What the task requires:
Give a verbatim copy of the lines below, minus the pictures.

Task inputs:
______

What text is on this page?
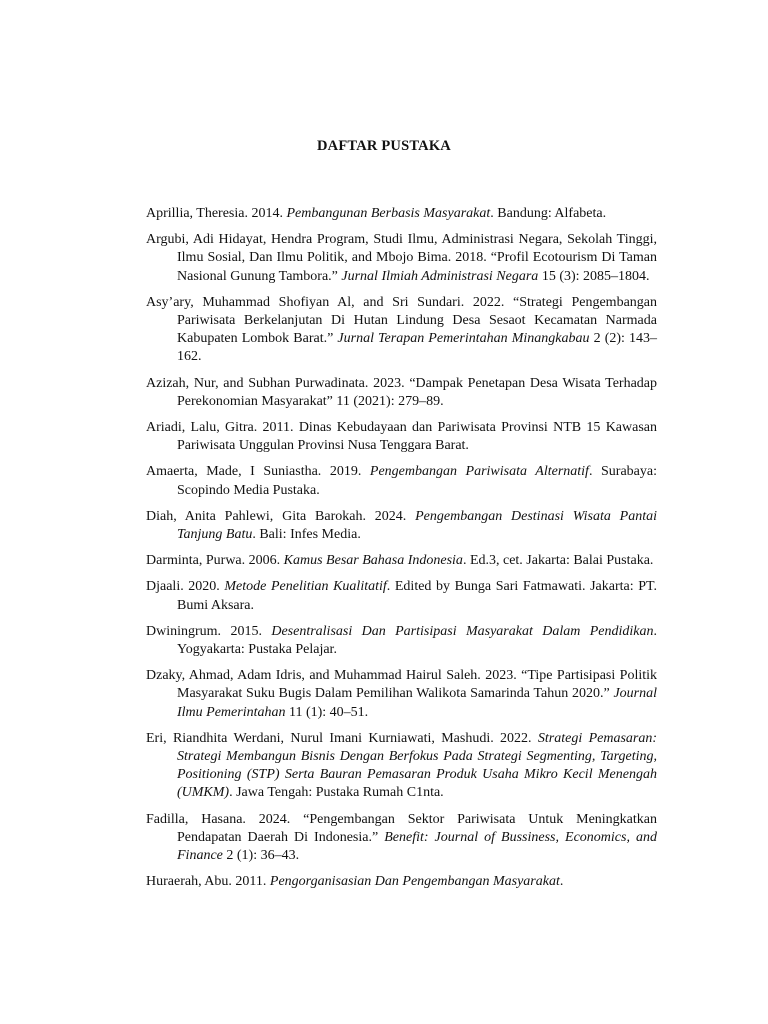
DAFTAR PUSTAKA

Aprillia, Theresia. 2014. Pembangunan Berbasis Masyarakat. Bandung: Alfabeta.

Argubi, Adi Hidayat, Hendra Program, Studi Ilmu, Administrasi Negara, Sekolah Tinggi, Ilmu Sosial, Dan Ilmu Politik, and Mbojo Bima. 2018. “Profil Ecotourism Di Taman Nasional Gunung Tambora.” Jurnal Ilmiah Administrasi Negara 15 (3): 2085–1804.

Asy’ary, Muhammad Shofiyan Al, and Sri Sundari. 2022. “Strategi Pengembangan Pariwisata Berkelanjutan Di Hutan Lindung Desa Sesaot Kecamatan Narmada Kabupaten Lombok Barat.” Jurnal Terapan Pemerintahan Minangkabau 2 (2): 143–162.

Azizah, Nur, and Subhan Purwadinata. 2023. “Dampak Penetapan Desa Wisata Terhadap Perekonomian Masyarakat” 11 (2021): 279–89.

Ariadi, Lalu, Gitra. 2011. Dinas Kebudayaan dan Pariwisata Provinsi NTB 15 Kawasan Pariwisata Unggulan Provinsi Nusa Tenggara Barat.

Amaerta, Made, I Suniastha. 2019. Pengembangan Pariwisata Alternatif. Surabaya: Scopindo Media Pustaka.

Diah, Anita Pahlewi, Gita Barokah. 2024. Pengembangan Destinasi Wisata Pantai Tanjung Batu. Bali: Infes Media.

Darminta, Purwa. 2006. Kamus Besar Bahasa Indonesia. Ed.3, cet. Jakarta: Balai Pustaka.

Djaali. 2020. Metode Penelitian Kualitatif. Edited by Bunga Sari Fatmawati. Jakarta: PT. Bumi Aksara.

Dwiningrum. 2015. Desentralisasi Dan Partisipasi Masyarakat Dalam Pendidikan. Yogyakarta: Pustaka Pelajar.

Dzaky, Ahmad, Adam Idris, and Muhammad Hairul Saleh. 2023. “Tipe Partisipasi Politik Masyarakat Suku Bugis Dalam Pemilihan Walikota Samarinda Tahun 2020.” Journal Ilmu Pemerintahan 11 (1): 40–51.

Eri, Riandhita Werdani, Nurul Imani Kurniawati, Mashudi. 2022. Strategi Pemasaran: Strategi Membangun Bisnis Dengan Berfokus Pada Strategi Segmenting, Targeting, Positioning (STP) Serta Bauran Pemasaran Produk Usaha Mikro Kecil Menengah (UMKM). Jawa Tengah: Pustaka Rumah C1nta.

Fadilla, Hasana. 2024. “Pengembangan Sektor Pariwisata Untuk Meningkatkan Pendapatan Daerah Di Indonesia.” Benefit: Journal of Bussiness, Economics, and Finance 2 (1): 36–43.

Huraerah, Abu. 2011. Pengorganisasian Dan Pengembangan Masyarakat.
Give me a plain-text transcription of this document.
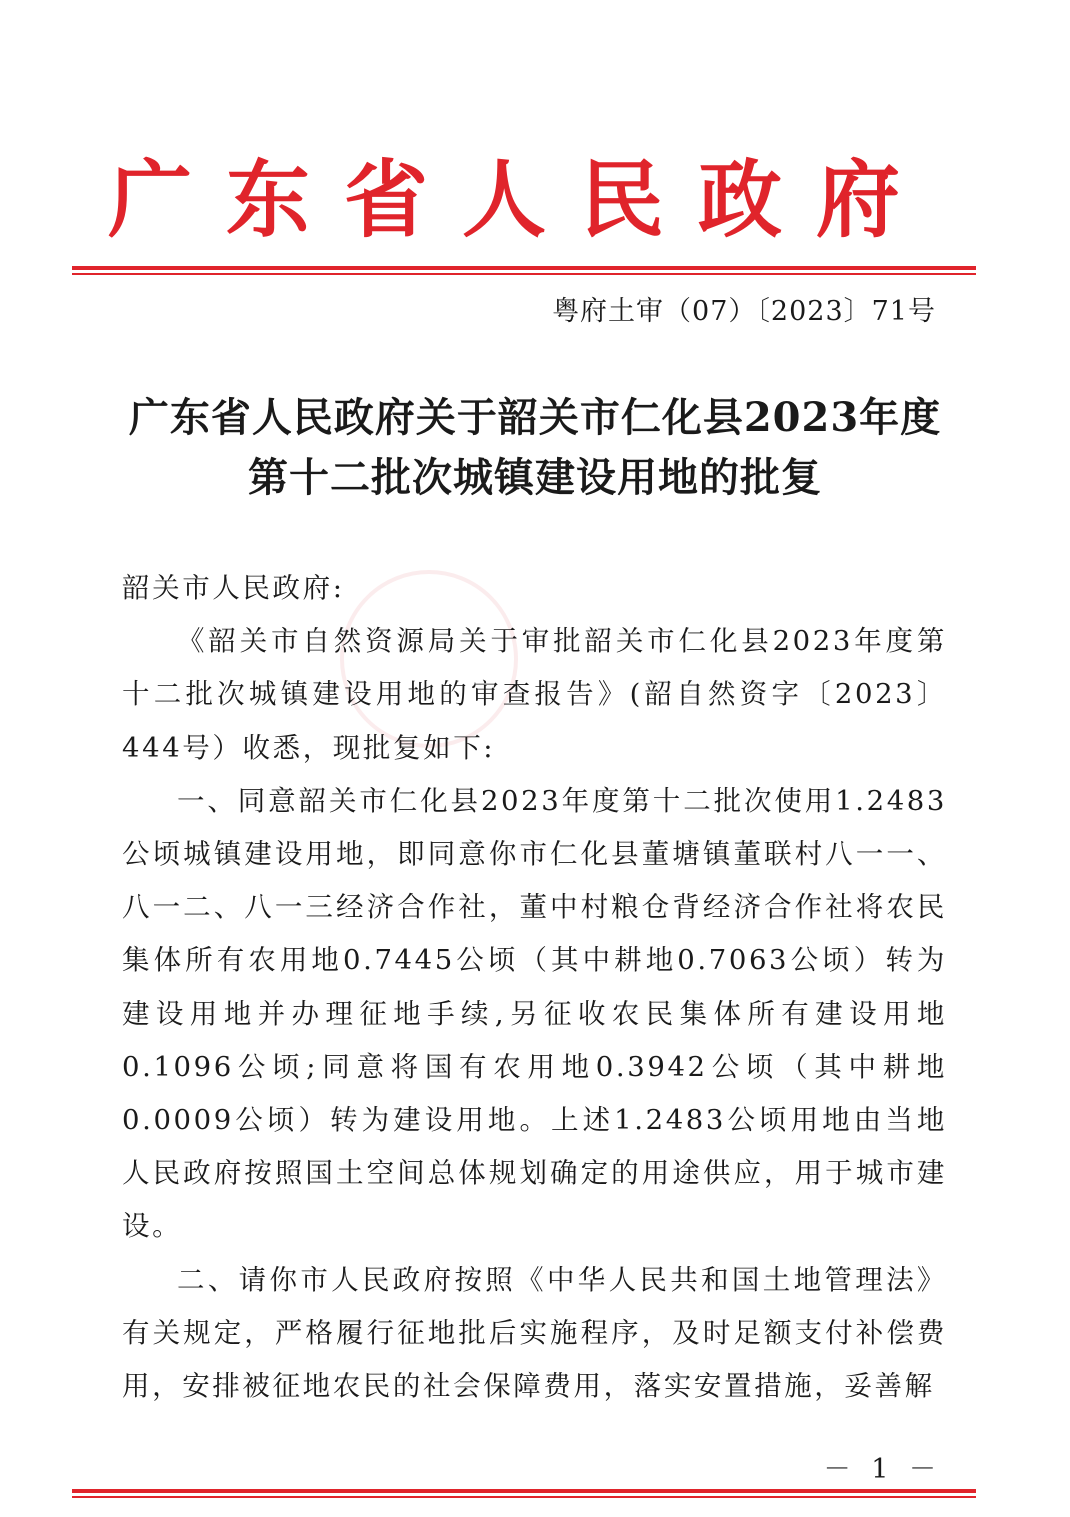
广东省人民政府
粤府土审（07）〔2023〕71号
广东省人民政府关于韶关市仁化县2023年度
第十二批次城镇建设用地的批复

韶关市人民政府:

《韶关市自然资源局关于审批韶关市仁化县2023年度第十二批次城镇建设用地的审查报告》(韶自然资字〔2023〕444号）收悉，现批复如下:

一、同意韶关市仁化县2023年度第十二批次使用1.2483公顷城镇建设用地，即同意你市仁化县董塘镇董联村八一一、八一二、八一三经济合作社，董中村粮仓背经济合作社将农民集体所有农用地0.7445公顷（其中耕地0.7063公顷）转为建设用地并办理征地手续,另征收农民集体所有建设用地0.1096公顷;同意将国有农用地0.3942公顷（其中耕地0.0009公顷）转为建设用地。上述1.2483公顷用地由当地人民政府按照国土空间总体规划确定的用途供应，用于城市建设。

二、请你市人民政府按照《中华人民共和国土地管理法》有关规定，严格履行征地批后实施程序，及时足额支付补偿费用，安排被征地农民的社会保障费用，落实安置措施，妥善解

－ 1 －
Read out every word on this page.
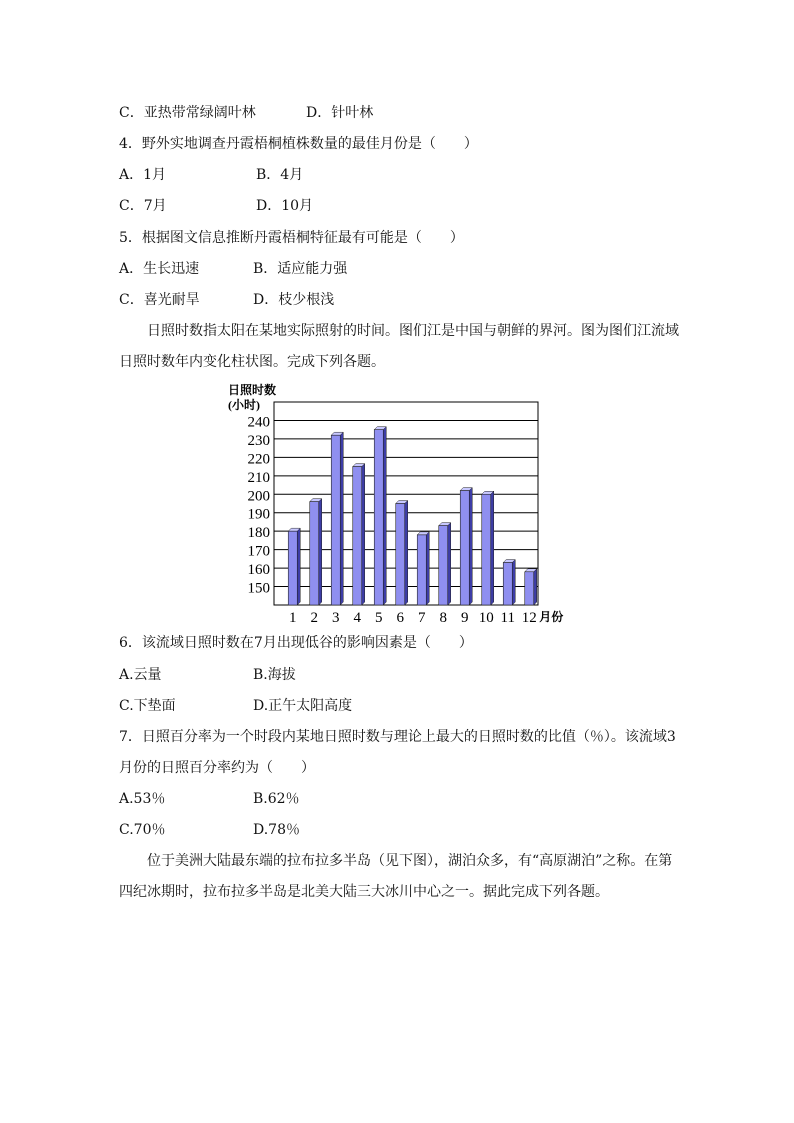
C．亚热带常绿阔叶林	D．针叶林
4．野外实地调查丹霞梧桐植株数量的最佳月份是（　　）
A．1月	B．4月
C．7月	D．10月
5．根据图文信息推断丹霞梧桐特征最有可能是（　　）
A．生长迅速	B．适应能力强
C．喜光耐旱	D．枝少根浅
日照时数指太阳在某地实际照射的时间。图们江是中国与朝鲜的界河。图为图们江流域日照时数年内变化柱状图。完成下列各题。
150
160
170
180
190
200
210
220
230
240
日照时数
(小时)
1 2 3 4 5 6 7 8 9 10 11 12 月份
6．该流域日照时数在7月出现低谷的影响因素是（　　）
A.云量	B.海拔
C.下垫面	D.正午太阳高度
7．日照百分率为一个时段内某地日照时数与理论上最大的日照时数的比值（％）。该流域3
月份的日照百分率约为（　　）
A.53％	B.62％
C.70％	D.78％
位于美洲大陆最东端的拉布拉多半岛（见下图），湖泊众多，有“高原湖泊”之称。在第四纪冰期时，拉布拉多半岛是北美大陆三大冰川中心之一。据此完成下列各题。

______

Result for this exercise:
What text is on this page?
DAFTAR PUSTAKA

Aprillia, Theresia. 2014. Pembangunan Berbasis Masyarakat. Bandung: Alfabeta.

Argubi, Adi Hidayat, Hendra Program, Studi Ilmu, Administrasi Negara, Sekolah Tinggi, Ilmu Sosial, Dan Ilmu Politik, and Mbojo Bima. 2018. “Profil Ecotourism Di Taman Nasional Gunung Tambora.” Jurnal Ilmiah Administrasi Negara 15 (3): 2085–1804.

Asy’ary, Muhammad Shofiyan Al, and Sri Sundari. 2022. “Strategi Pengembangan Pariwisata Berkelanjutan Di Hutan Lindung Desa Sesaot Kecamatan Narmada Kabupaten Lombok Barat.” Jurnal Terapan Pemerintahan Minangkabau 2 (2): 143–162.

Azizah, Nur, and Subhan Purwadinata. 2023. “Dampak Penetapan Desa Wisata Terhadap Perekonomian Masyarakat” 11 (2021): 279–89.

Ariadi, Lalu, Gitra. 2011. Dinas Kebudayaan dan Pariwisata Provinsi NTB 15 Kawasan Pariwisata Unggulan Provinsi Nusa Tenggara Barat.

Amaerta, Made, I Suniastha. 2019. Pengembangan Pariwisata Alternatif. Surabaya: Scopindo Media Pustaka.

Diah, Anita Pahlewi, Gita Barokah. 2024. Pengembangan Destinasi Wisata Pantai Tanjung Batu. Bali: Infes Media.

Darminta, Purwa. 2006. Kamus Besar Bahasa Indonesia. Ed.3, cet. Jakarta: Balai Pustaka.

Djaali. 2020. Metode Penelitian Kualitatif. Edited by Bunga Sari Fatmawati. Jakarta: PT. Bumi Aksara.

Dwiningrum. 2015. Desentralisasi Dan Partisipasi Masyarakat Dalam Pendidikan. Yogyakarta: Pustaka Pelajar.

Dzaky, Ahmad, Adam Idris, and Muhammad Hairul Saleh. 2023. “Tipe Partisipasi Politik Masyarakat Suku Bugis Dalam Pemilihan Walikota Samarinda Tahun 2020.” Journal Ilmu Pemerintahan 11 (1): 40–51.

Eri, Riandhita Werdani, Nurul Imani Kurniawati, Mashudi. 2022. Strategi Pemasaran: Strategi Membangun Bisnis Dengan Berfokus Pada Strategi Segmenting, Targeting, Positioning (STP) Serta Bauran Pemasaran Produk Usaha Mikro Kecil Menengah (UMKM). Jawa Tengah: Pustaka Rumah C1nta.

Fadilla, Hasana. 2024. “Pengembangan Sektor Pariwisata Untuk Meningkatkan Pendapatan Daerah Di Indonesia.” Benefit: Journal of Bussiness, Economics, and Finance 2 (1): 36–43.

Huraerah, Abu. 2011. Pengorganisasian Dan Pengembangan Masyarakat.
Give me a plain-text transcription of this document.
广东省人民政府
粤府土审（07）〔2023〕71号
广东省人民政府关于韶关市仁化县2023年度
第十二批次城镇建设用地的批复

韶关市人民政府:

《韶关市自然资源局关于审批韶关市仁化县2023年度第十二批次城镇建设用地的审查报告》(韶自然资字〔2023〕444号）收悉，现批复如下:

一、同意韶关市仁化县2023年度第十二批次使用1.2483公顷城镇建设用地，即同意你市仁化县董塘镇董联村八一一、八一二、八一三经济合作社，董中村粮仓背经济合作社将农民集体所有农用地0.7445公顷（其中耕地0.7063公顷）转为建设用地并办理征地手续,另征收农民集体所有建设用地0.1096公顷;同意将国有农用地0.3942公顷（其中耕地0.0009公顷）转为建设用地。上述1.2483公顷用地由当地人民政府按照国土空间总体规划确定的用途供应，用于城市建设。

二、请你市人民政府按照《中华人民共和国土地管理法》有关规定，严格履行征地批后实施程序，及时足额支付补偿费用，安排被征地农民的社会保障费用，落实安置措施，妥善解

－ 1 －
Read out every word on this page.
C．亚热带常绿阔叶林	D．针叶林
4．野外实地调查丹霞梧桐植株数量的最佳月份是（　　）
A．1月	B．4月
C．7月	D．10月
5．根据图文信息推断丹霞梧桐特征最有可能是（　　）
A．生长迅速	B．适应能力强
C．喜光耐旱	D．枝少根浅
日照时数指太阳在某地实际照射的时间。图们江是中国与朝鲜的界河。图为图们江流域日照时数年内变化柱状图。完成下列各题。
150
160
170
180
190
200
210
220
230
240
日照时数
(小时)
1 2 3 4 5 6 7 8 9 10 11 12 月份
6．该流域日照时数在7月出现低谷的影响因素是（　　）
A.云量	B.海拔
C.下垫面	D.正午太阳高度
7．日照百分率为一个时段内某地日照时数与理论上最大的日照时数的比值（％）。该流域3
月份的日照百分率约为（　　）
A.53％	B.62％
C.70％	D.78％
位于美洲大陆最东端的拉布拉多半岛（见下图），湖泊众多，有“高原湖泊”之称。在第四纪冰期时，拉布拉多半岛是北美大陆三大冰川中心之一。据此完成下列各题。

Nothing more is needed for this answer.